Task to carry out → From the listing below, pull out every line where the string "шарового" appears.

Extracted data entries →
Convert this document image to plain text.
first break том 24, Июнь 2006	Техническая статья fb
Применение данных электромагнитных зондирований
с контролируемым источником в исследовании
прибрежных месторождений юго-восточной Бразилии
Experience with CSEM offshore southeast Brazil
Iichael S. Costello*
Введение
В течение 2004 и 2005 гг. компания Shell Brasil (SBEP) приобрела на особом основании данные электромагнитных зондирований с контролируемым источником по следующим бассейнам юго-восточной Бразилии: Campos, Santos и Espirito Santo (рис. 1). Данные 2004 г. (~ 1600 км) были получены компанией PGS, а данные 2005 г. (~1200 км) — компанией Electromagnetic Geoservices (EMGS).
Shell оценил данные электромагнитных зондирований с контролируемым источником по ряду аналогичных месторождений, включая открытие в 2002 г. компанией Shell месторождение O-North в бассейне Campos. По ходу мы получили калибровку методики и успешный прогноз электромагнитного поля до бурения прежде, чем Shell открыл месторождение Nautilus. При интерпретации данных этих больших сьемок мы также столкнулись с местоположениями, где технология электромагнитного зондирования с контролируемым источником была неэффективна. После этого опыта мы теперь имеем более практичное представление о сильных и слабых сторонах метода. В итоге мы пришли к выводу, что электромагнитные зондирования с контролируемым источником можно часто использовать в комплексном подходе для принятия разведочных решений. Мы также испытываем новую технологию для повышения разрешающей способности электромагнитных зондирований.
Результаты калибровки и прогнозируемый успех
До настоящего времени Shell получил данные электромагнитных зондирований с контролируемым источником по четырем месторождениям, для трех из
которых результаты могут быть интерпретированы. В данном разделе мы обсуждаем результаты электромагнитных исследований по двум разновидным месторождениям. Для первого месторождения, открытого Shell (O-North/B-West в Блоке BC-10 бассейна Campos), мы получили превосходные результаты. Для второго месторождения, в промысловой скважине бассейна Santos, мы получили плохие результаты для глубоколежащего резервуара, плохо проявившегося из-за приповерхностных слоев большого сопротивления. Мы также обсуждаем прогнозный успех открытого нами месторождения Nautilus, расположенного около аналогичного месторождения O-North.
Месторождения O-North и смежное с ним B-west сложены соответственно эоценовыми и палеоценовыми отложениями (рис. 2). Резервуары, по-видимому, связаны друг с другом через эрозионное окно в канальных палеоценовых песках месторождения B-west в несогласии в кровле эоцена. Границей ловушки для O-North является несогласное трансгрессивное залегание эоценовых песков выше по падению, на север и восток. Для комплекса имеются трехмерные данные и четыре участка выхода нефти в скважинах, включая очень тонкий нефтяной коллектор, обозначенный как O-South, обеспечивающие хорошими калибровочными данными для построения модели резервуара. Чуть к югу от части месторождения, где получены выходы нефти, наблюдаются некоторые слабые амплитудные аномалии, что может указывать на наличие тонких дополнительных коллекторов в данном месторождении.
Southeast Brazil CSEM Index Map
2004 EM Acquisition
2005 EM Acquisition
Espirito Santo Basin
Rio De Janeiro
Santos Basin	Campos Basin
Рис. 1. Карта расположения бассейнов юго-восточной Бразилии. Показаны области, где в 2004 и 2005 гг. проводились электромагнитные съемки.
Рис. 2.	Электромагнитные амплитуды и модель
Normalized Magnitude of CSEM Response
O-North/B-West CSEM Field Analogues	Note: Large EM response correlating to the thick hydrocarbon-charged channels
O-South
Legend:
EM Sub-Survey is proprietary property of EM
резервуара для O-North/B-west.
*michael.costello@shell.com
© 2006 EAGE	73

* * *

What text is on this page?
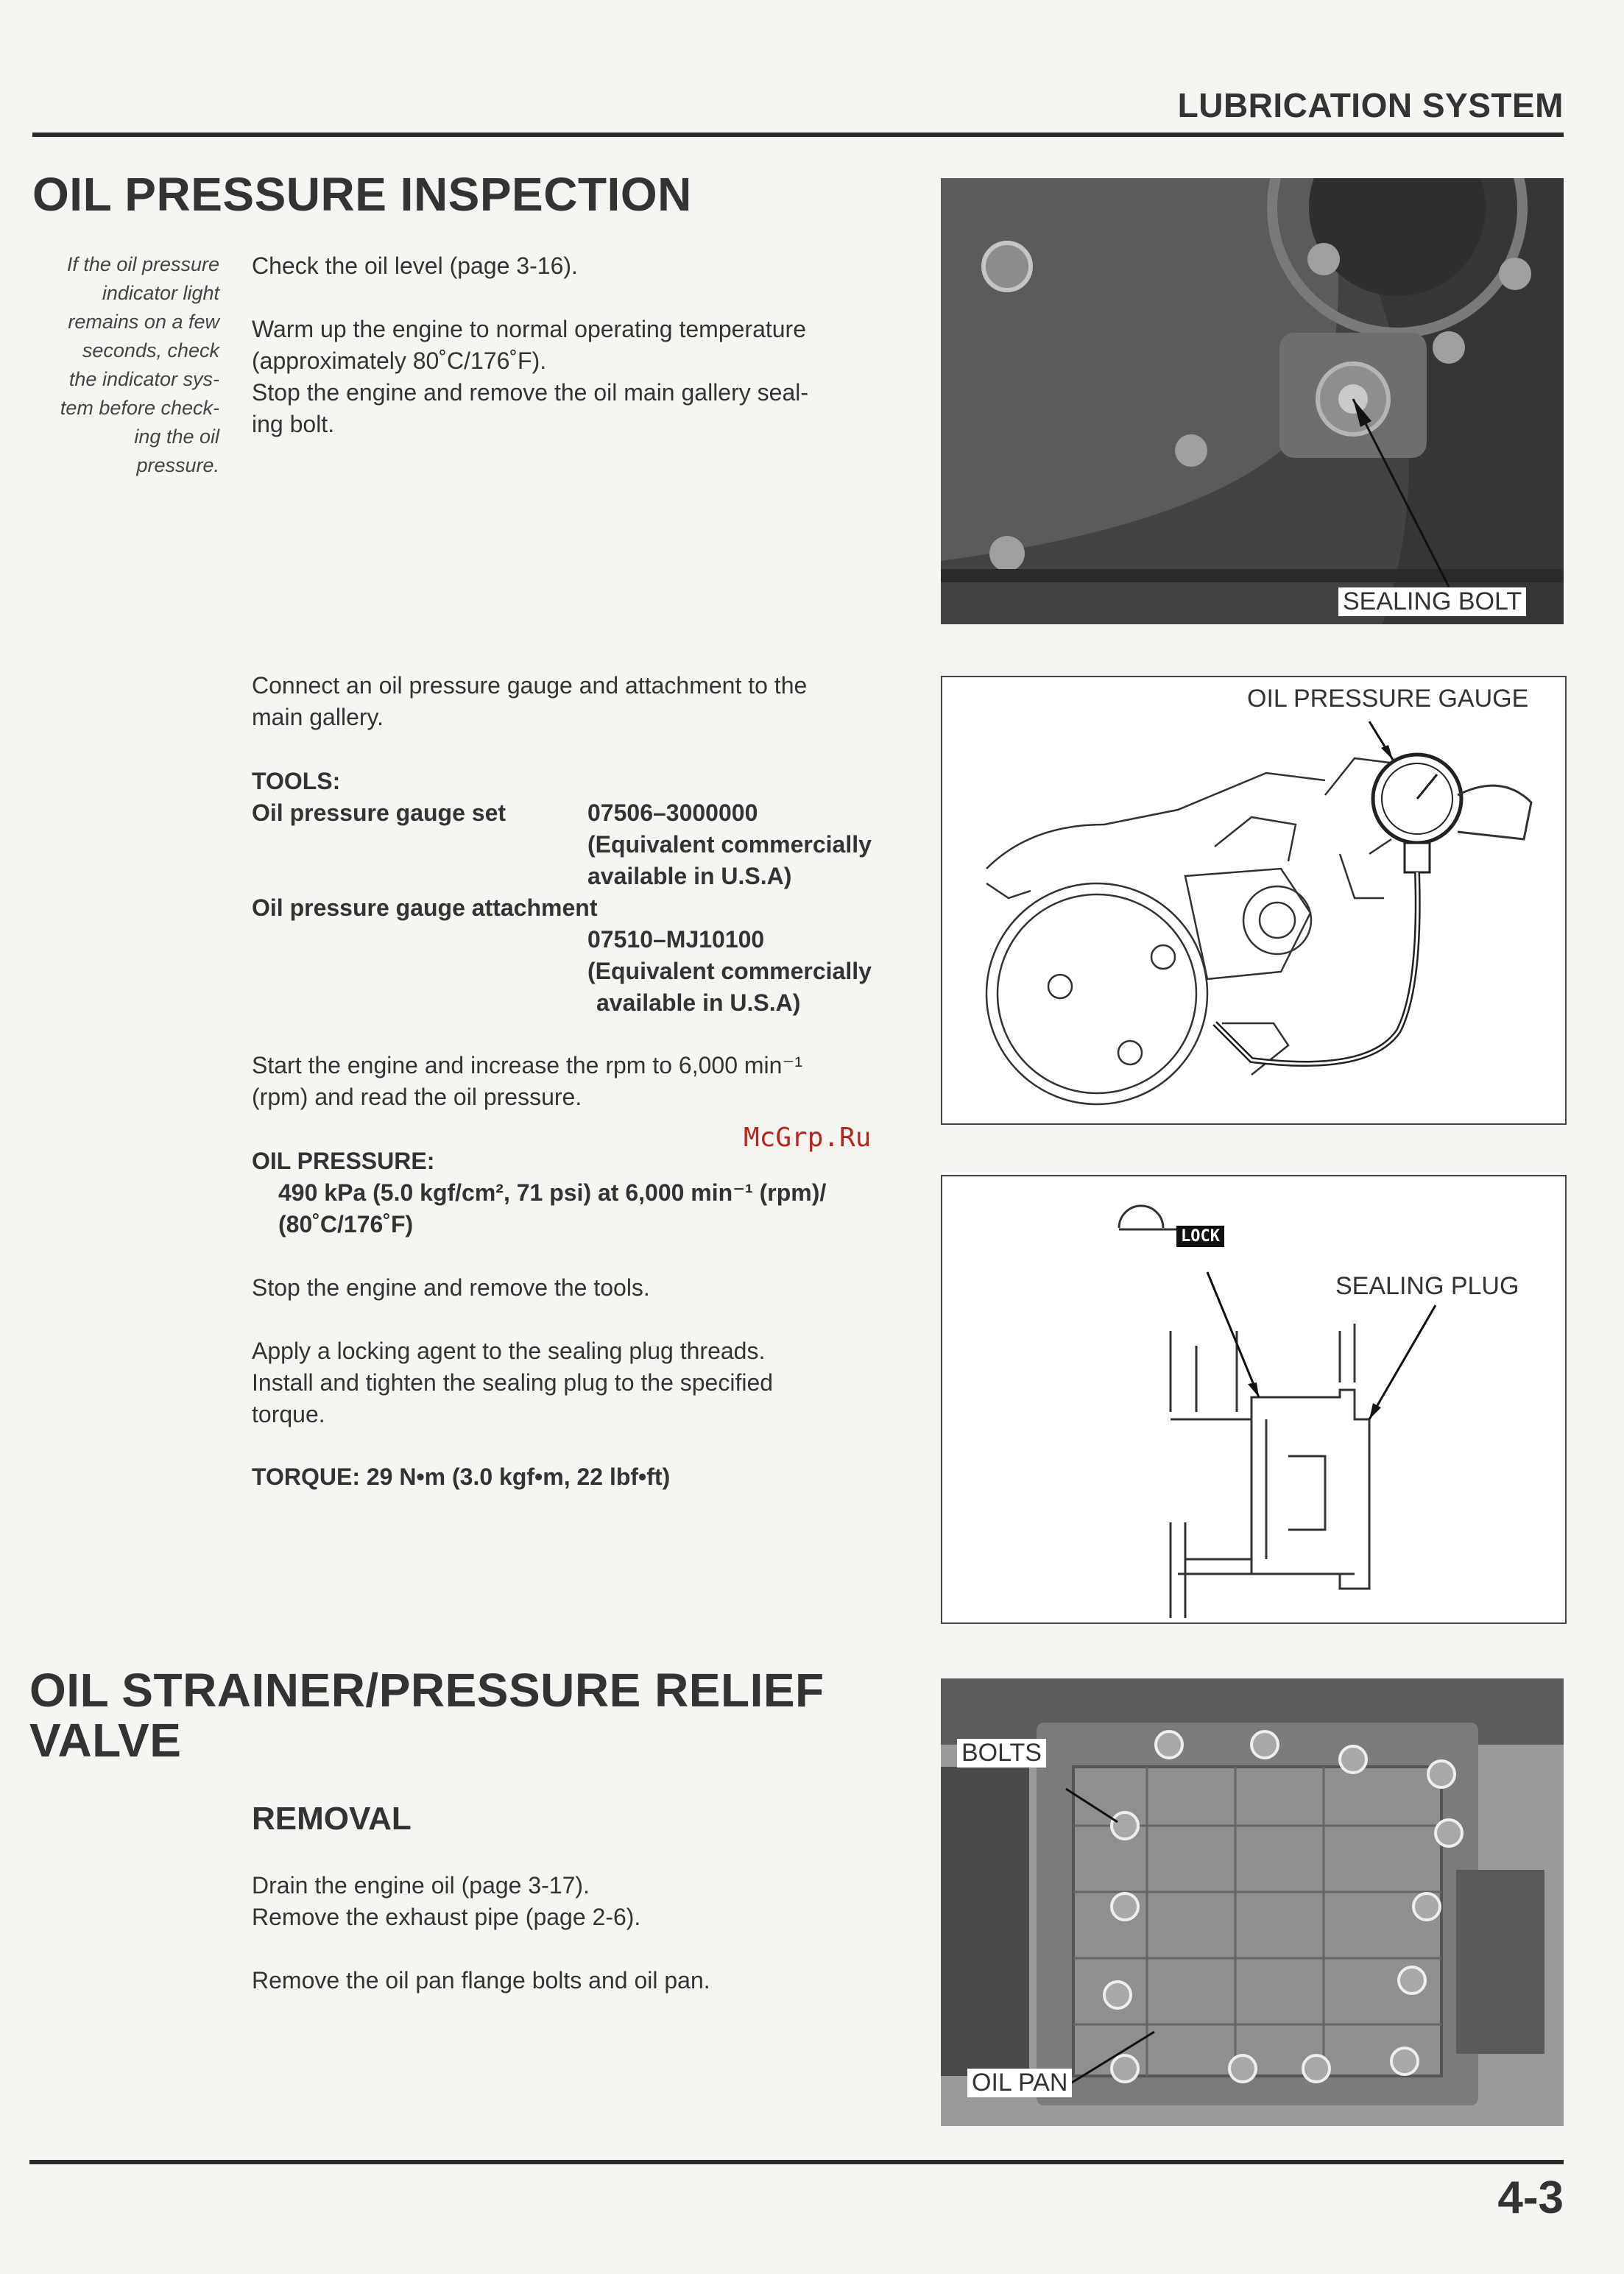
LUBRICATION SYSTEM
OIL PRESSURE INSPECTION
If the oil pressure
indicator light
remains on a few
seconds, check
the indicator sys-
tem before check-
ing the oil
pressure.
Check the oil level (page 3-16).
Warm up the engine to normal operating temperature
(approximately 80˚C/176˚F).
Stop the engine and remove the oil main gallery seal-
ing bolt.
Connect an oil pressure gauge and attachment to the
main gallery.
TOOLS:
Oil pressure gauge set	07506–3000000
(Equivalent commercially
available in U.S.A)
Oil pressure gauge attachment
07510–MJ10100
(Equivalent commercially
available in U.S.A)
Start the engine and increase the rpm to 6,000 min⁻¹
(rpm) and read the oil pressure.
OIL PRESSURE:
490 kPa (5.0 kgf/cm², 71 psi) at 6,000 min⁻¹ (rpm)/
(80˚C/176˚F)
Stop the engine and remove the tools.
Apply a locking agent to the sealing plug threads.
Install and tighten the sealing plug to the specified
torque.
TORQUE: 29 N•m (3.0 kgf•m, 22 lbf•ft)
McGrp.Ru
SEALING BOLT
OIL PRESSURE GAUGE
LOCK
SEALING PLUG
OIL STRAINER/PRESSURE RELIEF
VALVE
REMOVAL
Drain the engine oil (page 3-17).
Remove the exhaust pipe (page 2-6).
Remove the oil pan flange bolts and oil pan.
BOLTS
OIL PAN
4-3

---

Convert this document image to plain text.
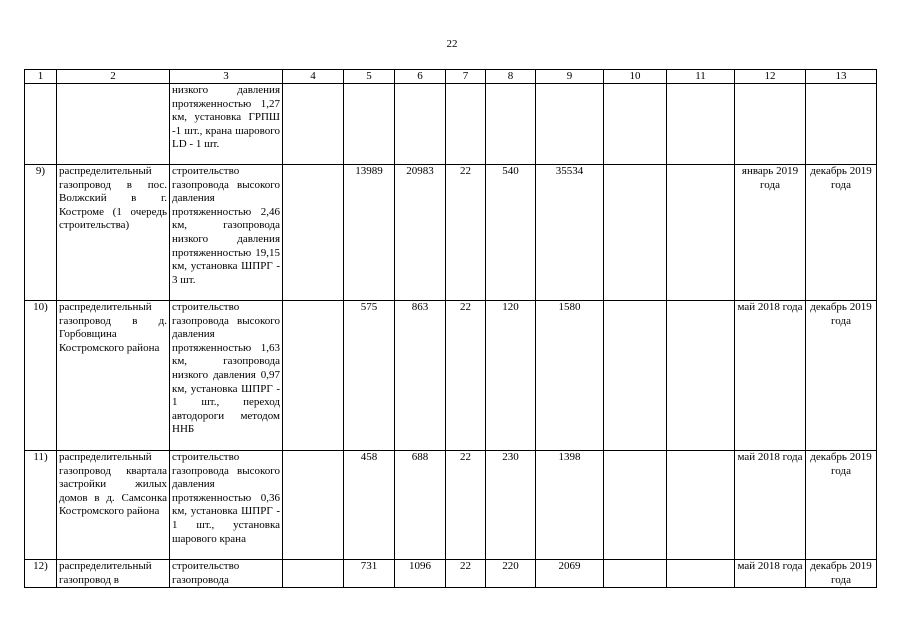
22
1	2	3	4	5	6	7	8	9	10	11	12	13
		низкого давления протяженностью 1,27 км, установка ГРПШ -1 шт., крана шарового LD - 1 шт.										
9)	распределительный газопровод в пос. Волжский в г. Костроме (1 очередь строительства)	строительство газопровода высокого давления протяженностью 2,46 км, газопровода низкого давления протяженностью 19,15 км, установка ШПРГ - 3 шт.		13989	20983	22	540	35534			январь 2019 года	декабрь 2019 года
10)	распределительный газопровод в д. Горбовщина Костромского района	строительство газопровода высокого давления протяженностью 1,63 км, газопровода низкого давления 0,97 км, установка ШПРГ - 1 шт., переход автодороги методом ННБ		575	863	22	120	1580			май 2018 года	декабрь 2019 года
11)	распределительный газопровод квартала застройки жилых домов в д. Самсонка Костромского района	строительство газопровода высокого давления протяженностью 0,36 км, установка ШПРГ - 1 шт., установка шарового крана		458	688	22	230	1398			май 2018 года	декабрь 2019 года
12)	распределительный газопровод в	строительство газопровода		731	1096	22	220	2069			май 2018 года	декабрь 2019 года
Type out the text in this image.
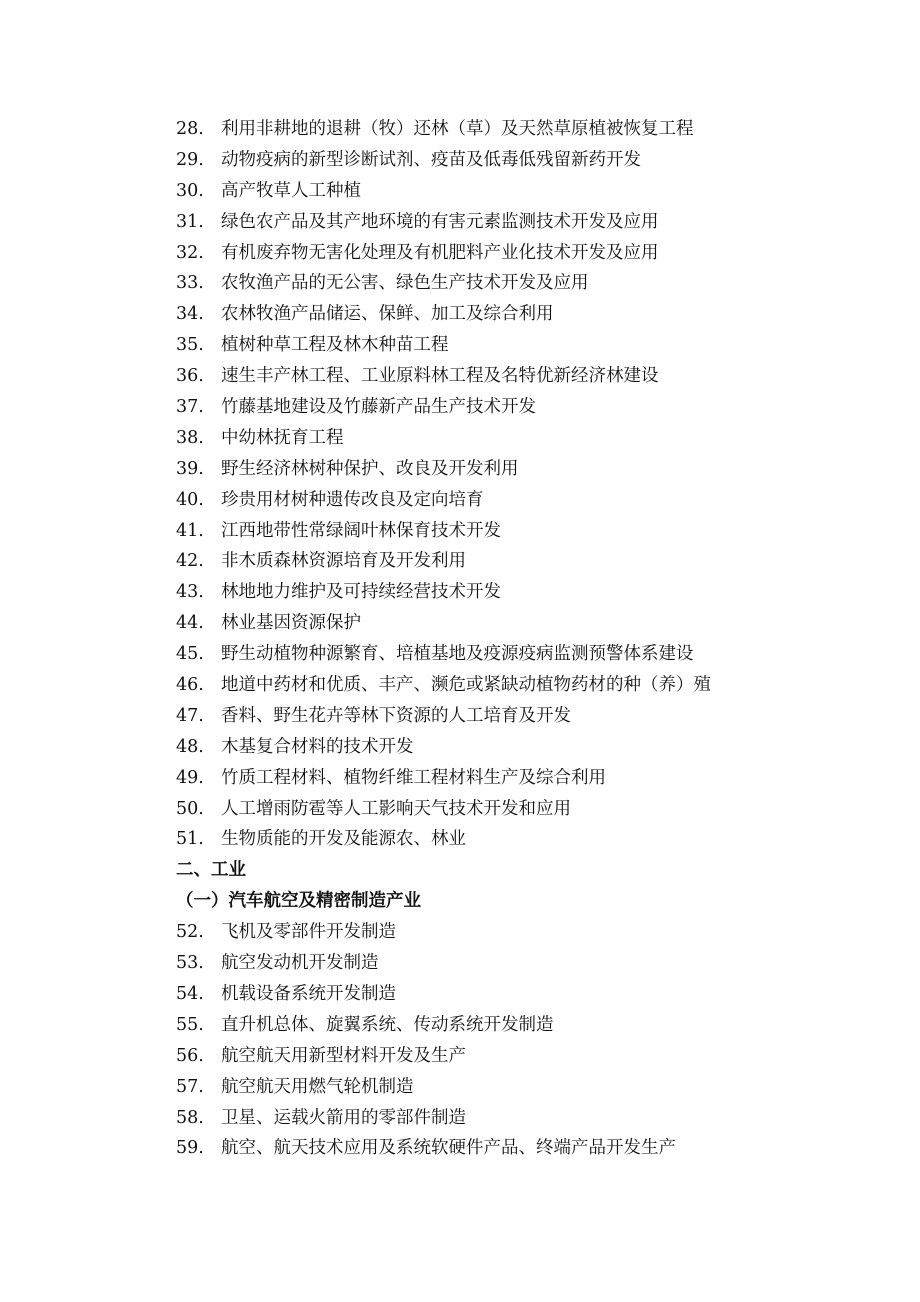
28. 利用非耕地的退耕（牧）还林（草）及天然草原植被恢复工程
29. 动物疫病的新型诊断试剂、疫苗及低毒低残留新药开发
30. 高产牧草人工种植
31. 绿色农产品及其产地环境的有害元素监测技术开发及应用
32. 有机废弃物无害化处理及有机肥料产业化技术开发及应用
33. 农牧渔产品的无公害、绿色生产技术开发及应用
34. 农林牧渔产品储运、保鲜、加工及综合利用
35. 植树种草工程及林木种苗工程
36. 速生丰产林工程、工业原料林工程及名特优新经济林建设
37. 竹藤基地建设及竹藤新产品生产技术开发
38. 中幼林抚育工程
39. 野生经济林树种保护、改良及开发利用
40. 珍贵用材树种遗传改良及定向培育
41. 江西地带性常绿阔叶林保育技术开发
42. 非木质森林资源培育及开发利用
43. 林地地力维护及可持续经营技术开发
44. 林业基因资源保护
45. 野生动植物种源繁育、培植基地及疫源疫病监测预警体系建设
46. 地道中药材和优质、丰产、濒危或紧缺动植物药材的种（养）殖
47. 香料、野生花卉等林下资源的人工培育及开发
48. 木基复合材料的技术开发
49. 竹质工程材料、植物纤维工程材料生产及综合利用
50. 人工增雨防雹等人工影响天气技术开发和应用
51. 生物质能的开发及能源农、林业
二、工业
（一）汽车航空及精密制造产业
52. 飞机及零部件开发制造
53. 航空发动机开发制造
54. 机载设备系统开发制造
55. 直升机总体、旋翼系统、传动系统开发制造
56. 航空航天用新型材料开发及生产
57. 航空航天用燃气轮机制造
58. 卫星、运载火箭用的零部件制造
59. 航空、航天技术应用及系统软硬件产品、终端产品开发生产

Task answer →
		низкого давления протяженностью 1,27 км, установка ГРПШ -1 шт., крана шарового LD - 1 шт.										
11)	распределительный газопровод квартала застройки жилых домов в д. Самсонка Костромского района	строительство газопровода высокого давления протяженностью 0,36 км, установка ШПРГ - 1 шт., установка шарового крана		458	688	22	230	1398			май 2018 года	декабрь 2019 года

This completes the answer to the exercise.